» EXERCISE PROMPT
Reproduce the material exactly, omitting nothing.
## START EXTRACTED INFORMATION
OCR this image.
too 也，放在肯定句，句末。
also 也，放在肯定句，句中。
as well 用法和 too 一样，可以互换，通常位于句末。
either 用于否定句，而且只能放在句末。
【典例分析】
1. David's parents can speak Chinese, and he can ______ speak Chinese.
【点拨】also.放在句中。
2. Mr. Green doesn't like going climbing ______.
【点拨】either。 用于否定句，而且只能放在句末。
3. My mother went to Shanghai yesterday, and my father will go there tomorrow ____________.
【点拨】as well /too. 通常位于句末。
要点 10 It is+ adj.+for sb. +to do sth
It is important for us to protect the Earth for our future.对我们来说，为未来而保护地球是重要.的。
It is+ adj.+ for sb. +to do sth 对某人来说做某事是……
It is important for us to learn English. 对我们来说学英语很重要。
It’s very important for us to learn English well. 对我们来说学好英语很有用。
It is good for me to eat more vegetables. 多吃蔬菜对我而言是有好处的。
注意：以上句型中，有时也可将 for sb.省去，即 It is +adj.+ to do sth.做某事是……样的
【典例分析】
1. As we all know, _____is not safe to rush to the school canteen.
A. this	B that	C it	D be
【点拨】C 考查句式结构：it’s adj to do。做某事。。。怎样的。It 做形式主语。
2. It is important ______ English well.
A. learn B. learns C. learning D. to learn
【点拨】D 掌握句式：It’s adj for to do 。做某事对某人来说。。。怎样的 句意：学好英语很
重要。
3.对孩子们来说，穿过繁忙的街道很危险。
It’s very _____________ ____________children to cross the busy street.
## END EXTRACTED INFORMATION
» FINAL RESULT
OCR this image.
too 也，放在肯定句，句末。
also 也，放在肯定句，句中。
as well 用法和 too 一样，可以互换，通常位于句末。
either 用于否定句，而且只能放在句末。
【典例分析】
1. David's parents can speak Chinese, and he can ______ speak Chinese.
【点拨】also.放在句中。
2. Mr. Green doesn't like going climbing ______.
【点拨】either。 用于否定句，而且只能放在句末。
3. My mother went to Shanghai yesterday, and my father will go there tomorrow ____________.
【点拨】as well /too. 通常位于句末。
要点 10 It is+ adj.+for sb. +to do sth
It is important for us to protect the Earth for our future.对我们来说，为未来而保护地球是重要.的。
It is+ adj.+ for sb. +to do sth 对某人来说做某事是……
It is important for us to learn English. 对我们来说学英语很重要。
It’s very important for us to learn English well. 对我们来说学好英语很有用。
It is good for me to eat more vegetables. 多吃蔬菜对我而言是有好处的。
注意：以上句型中，有时也可将 for sb.省去，即 It is +adj.+ to do sth.做某事是……样的
【典例分析】
1. As we all know, _____is not safe to rush to the school canteen.
A. this	B that	C it	D be
【点拨】C 考查句式结构：it’s adj to do。做某事。。。怎样的。It 做形式主语。
2. It is important ______ English well.
A. learn B. learns C. learning D. to learn
【点拨】D 掌握句式：It’s adj for to do 。做某事对某人来说。。。怎样的 句意：学好英语很
重要。
3.对孩子们来说，穿过繁忙的街道很危险。
It’s very _____________ ____________children to cross the busy street.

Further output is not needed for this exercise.